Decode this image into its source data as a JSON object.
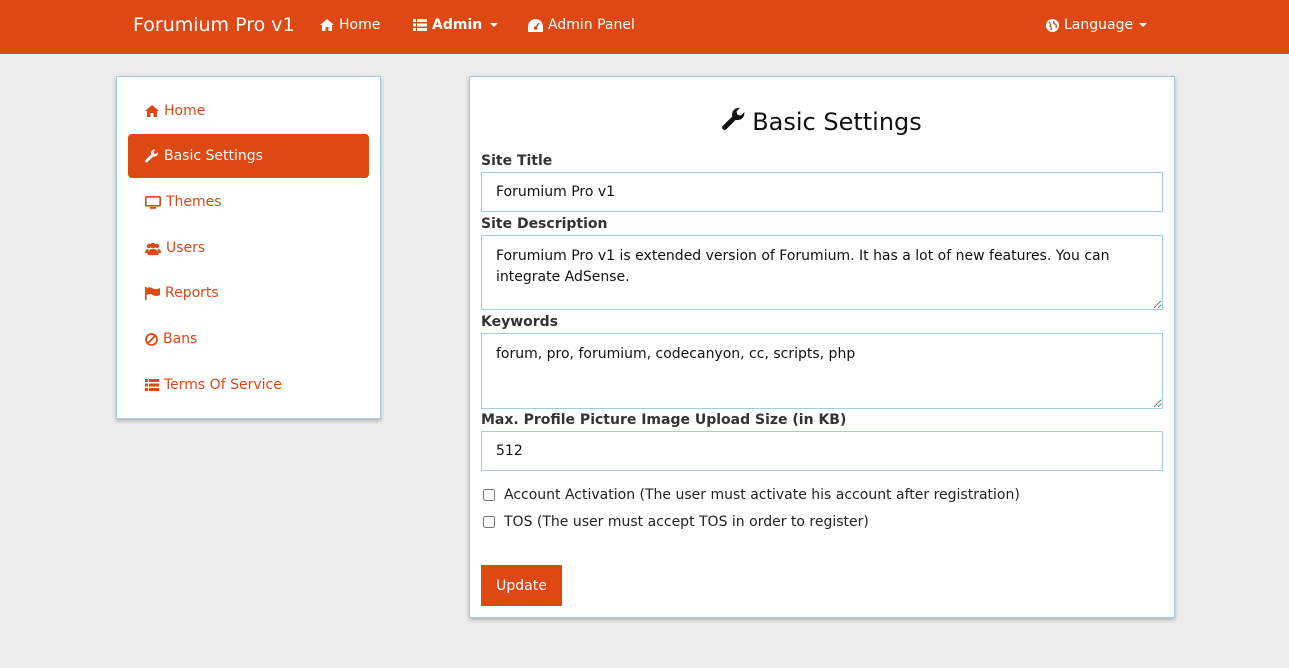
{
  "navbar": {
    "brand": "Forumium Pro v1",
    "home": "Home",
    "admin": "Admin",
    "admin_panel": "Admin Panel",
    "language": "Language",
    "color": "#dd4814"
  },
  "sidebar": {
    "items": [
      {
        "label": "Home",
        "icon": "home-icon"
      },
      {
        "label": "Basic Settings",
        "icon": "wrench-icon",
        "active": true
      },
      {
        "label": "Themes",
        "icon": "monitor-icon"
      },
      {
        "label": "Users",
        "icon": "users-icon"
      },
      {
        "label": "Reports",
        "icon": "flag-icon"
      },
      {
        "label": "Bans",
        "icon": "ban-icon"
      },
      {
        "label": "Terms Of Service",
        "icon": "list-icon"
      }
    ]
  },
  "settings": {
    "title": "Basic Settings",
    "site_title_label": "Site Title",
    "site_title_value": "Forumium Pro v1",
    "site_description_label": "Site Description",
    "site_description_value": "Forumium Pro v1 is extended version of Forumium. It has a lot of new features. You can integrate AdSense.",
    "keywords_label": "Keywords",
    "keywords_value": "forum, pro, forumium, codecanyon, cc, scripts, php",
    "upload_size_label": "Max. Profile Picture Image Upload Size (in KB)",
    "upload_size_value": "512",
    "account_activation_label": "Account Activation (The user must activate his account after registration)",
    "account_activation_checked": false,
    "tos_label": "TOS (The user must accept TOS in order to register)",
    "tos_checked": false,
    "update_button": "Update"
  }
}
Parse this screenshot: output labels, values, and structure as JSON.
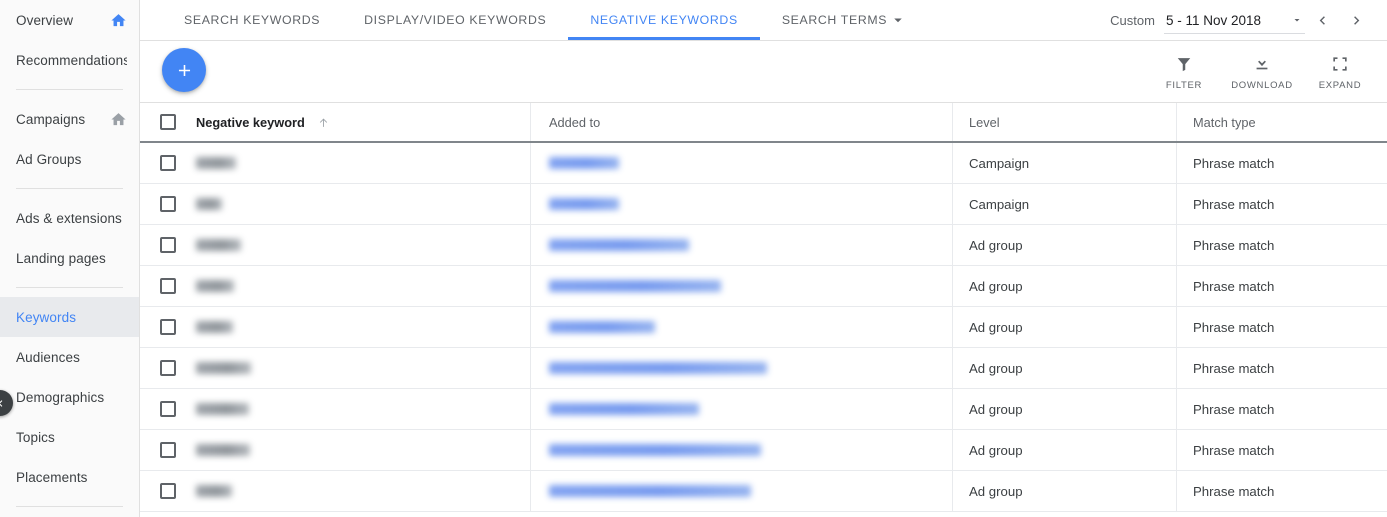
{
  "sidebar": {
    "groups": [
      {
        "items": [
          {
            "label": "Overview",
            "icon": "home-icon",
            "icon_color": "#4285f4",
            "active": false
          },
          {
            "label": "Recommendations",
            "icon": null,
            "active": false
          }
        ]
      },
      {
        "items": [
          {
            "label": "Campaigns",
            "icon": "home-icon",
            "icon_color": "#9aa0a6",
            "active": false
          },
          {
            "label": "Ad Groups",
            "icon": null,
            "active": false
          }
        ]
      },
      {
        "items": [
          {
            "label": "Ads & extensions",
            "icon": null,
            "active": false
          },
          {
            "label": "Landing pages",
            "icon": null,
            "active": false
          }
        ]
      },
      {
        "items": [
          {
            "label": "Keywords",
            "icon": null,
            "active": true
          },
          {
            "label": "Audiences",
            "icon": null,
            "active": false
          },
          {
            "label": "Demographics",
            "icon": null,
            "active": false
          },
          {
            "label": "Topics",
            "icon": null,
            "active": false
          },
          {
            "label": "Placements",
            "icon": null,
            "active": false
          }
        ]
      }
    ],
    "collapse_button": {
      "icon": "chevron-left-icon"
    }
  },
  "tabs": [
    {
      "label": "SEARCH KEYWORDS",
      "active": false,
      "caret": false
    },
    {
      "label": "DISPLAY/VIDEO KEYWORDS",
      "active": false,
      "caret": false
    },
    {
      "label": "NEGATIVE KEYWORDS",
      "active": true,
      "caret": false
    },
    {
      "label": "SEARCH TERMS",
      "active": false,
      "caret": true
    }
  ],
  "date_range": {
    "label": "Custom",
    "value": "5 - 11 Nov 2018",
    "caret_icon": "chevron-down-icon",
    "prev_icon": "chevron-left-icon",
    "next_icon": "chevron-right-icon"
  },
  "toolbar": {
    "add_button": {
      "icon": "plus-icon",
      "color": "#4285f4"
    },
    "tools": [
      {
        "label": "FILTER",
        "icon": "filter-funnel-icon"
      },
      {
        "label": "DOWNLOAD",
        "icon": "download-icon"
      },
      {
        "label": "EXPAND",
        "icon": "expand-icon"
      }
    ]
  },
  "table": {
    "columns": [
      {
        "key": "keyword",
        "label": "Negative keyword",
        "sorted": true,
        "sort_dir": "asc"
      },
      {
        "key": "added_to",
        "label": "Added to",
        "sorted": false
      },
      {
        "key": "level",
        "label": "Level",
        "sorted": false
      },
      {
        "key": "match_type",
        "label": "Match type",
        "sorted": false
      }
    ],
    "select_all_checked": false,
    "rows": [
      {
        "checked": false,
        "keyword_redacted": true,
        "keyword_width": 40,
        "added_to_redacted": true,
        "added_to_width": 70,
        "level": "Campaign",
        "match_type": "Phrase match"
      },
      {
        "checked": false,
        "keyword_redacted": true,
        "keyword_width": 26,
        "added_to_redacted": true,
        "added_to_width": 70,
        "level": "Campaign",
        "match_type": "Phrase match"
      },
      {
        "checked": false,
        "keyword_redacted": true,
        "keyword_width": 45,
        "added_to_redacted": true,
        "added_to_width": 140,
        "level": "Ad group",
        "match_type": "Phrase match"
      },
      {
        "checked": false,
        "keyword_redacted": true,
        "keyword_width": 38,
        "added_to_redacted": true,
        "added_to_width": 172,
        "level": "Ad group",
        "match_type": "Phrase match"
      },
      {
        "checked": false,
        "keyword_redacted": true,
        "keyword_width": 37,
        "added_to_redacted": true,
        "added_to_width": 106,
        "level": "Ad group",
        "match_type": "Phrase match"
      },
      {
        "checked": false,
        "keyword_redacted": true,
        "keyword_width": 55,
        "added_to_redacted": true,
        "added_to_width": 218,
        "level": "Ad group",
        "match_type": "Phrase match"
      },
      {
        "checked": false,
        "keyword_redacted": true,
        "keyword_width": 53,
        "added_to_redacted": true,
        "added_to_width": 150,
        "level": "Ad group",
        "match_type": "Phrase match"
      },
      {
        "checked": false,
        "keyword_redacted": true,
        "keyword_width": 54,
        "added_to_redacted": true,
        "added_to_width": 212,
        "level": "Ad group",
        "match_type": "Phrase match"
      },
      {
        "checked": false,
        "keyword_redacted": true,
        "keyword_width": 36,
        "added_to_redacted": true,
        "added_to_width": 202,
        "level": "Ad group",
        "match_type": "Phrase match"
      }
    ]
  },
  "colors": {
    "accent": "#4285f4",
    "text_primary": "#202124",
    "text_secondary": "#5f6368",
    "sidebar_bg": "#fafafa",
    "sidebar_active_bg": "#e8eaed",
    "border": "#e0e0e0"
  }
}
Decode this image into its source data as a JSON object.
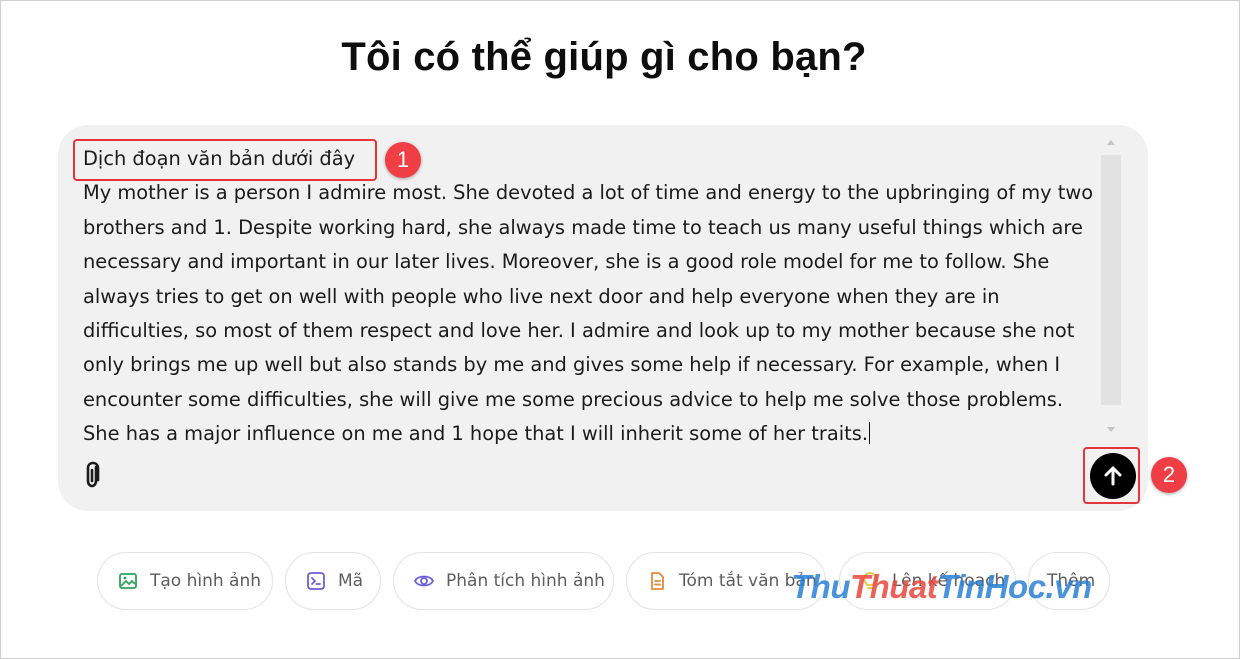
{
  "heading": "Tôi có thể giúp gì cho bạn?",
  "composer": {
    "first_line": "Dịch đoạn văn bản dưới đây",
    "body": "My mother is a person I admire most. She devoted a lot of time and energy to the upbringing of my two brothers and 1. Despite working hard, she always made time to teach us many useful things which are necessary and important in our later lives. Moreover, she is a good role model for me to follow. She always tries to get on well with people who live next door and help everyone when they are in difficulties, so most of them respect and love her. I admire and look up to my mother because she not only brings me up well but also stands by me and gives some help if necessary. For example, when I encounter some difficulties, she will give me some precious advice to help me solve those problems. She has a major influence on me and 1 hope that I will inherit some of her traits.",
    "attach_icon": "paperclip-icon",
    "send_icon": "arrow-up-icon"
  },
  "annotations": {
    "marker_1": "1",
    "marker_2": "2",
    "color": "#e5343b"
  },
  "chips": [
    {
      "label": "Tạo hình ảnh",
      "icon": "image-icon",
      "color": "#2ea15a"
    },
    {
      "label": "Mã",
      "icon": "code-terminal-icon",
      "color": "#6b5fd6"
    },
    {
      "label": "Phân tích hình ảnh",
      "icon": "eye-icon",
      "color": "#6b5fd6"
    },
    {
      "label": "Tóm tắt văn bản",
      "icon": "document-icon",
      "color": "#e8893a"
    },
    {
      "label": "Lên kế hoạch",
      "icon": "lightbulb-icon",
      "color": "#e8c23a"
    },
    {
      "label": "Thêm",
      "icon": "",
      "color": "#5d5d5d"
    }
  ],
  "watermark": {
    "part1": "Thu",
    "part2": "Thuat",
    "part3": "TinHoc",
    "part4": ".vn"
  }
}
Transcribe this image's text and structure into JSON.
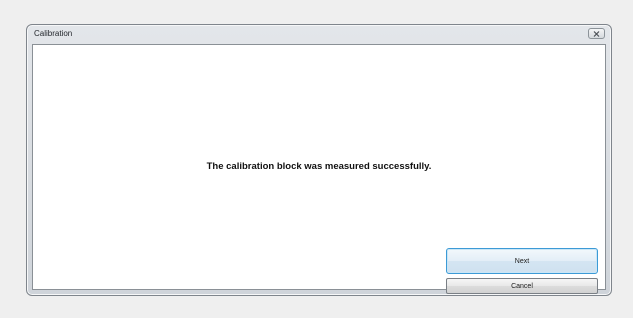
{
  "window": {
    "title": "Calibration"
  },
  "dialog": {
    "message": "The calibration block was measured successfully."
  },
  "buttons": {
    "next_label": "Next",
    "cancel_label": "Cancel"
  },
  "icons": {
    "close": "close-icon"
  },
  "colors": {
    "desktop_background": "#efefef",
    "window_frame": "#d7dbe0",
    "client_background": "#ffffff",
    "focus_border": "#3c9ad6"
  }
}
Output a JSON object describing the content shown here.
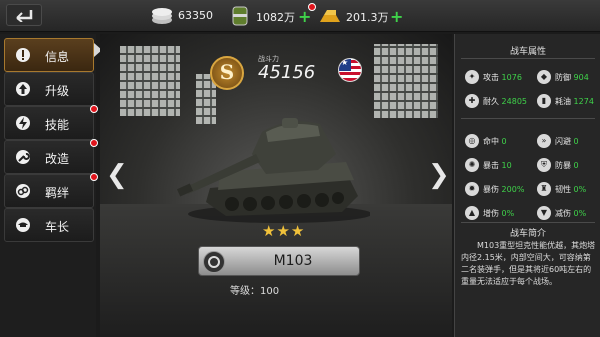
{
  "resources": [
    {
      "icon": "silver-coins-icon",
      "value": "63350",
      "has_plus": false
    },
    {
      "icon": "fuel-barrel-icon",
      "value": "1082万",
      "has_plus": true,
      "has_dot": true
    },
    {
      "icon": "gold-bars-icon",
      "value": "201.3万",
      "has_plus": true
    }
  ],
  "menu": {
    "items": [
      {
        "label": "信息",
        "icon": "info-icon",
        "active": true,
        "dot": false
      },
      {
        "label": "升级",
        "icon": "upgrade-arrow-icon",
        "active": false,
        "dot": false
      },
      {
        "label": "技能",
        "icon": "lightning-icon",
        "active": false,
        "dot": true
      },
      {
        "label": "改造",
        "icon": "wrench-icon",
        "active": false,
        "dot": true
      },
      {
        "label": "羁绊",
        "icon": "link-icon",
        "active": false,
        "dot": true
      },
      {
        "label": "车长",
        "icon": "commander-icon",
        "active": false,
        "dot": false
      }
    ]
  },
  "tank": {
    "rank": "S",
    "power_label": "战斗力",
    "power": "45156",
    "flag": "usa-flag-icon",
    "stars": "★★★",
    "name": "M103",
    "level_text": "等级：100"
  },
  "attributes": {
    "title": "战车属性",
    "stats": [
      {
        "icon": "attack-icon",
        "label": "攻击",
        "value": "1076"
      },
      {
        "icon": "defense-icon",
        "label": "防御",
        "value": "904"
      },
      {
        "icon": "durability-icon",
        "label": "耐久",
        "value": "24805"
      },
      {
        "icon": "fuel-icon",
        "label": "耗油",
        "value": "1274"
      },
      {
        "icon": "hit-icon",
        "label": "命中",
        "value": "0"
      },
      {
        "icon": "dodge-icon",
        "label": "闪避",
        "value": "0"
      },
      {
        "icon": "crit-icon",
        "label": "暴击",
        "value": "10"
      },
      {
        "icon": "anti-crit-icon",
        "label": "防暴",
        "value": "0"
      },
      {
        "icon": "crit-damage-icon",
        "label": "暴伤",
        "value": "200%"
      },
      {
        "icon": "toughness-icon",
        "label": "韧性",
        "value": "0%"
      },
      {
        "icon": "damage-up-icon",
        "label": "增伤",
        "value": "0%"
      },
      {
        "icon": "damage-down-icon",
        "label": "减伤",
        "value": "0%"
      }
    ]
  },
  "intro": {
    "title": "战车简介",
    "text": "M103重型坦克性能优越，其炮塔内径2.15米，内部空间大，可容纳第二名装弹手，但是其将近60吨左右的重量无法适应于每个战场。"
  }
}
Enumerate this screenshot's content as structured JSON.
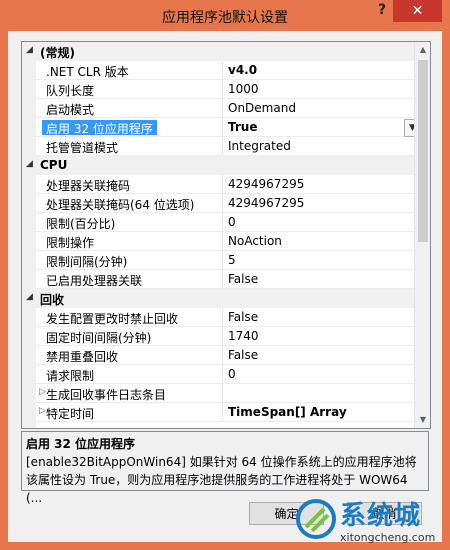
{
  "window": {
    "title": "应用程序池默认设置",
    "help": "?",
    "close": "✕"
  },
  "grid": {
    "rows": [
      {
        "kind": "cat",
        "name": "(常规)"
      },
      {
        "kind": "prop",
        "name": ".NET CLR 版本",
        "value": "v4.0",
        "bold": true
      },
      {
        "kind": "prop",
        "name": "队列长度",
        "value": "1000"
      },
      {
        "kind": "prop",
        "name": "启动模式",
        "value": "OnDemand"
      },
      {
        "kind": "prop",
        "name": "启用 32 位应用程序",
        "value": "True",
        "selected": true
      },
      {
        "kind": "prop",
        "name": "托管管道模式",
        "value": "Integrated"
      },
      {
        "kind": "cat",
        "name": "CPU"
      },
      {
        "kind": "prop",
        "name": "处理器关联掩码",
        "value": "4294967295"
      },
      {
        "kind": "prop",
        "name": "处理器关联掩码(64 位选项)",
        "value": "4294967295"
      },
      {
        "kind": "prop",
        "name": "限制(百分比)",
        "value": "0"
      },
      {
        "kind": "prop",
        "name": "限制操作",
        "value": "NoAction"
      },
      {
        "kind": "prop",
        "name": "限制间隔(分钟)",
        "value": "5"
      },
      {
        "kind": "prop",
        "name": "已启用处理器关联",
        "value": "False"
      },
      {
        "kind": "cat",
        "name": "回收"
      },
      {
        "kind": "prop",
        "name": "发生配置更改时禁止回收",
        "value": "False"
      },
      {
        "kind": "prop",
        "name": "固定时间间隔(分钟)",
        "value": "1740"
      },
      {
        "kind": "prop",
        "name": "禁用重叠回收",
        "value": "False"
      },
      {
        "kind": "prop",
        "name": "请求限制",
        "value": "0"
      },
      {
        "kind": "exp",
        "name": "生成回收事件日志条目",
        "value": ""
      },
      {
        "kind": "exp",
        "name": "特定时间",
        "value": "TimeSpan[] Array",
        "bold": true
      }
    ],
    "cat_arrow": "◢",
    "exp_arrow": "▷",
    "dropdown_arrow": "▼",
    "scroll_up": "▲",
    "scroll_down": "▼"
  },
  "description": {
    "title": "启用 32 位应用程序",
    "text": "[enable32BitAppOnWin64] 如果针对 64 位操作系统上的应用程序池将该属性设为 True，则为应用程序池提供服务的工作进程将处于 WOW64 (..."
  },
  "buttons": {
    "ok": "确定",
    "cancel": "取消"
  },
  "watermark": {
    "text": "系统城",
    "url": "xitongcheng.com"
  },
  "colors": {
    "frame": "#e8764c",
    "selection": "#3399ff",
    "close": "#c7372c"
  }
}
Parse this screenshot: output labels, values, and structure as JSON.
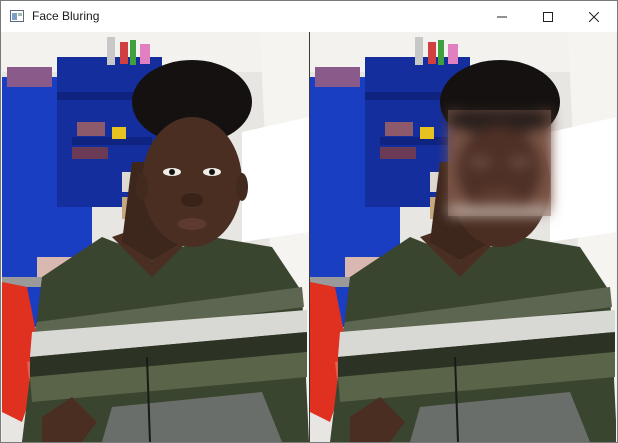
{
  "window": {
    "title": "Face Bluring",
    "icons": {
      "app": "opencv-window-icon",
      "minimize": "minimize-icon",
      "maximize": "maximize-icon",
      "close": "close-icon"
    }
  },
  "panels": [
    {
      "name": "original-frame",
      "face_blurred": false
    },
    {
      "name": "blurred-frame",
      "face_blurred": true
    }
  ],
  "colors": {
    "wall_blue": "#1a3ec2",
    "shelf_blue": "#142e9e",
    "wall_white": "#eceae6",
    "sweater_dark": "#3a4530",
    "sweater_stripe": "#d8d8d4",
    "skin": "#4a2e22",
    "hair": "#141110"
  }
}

=======

[WHAT THE TASK ASKS]
Pick out all lines from the data above in which the word "crit" appears.

[ANSWER]
        "icon": "crit-icon",
        "icon": "anti-crit-icon",
        "icon": "crit-damage-icon",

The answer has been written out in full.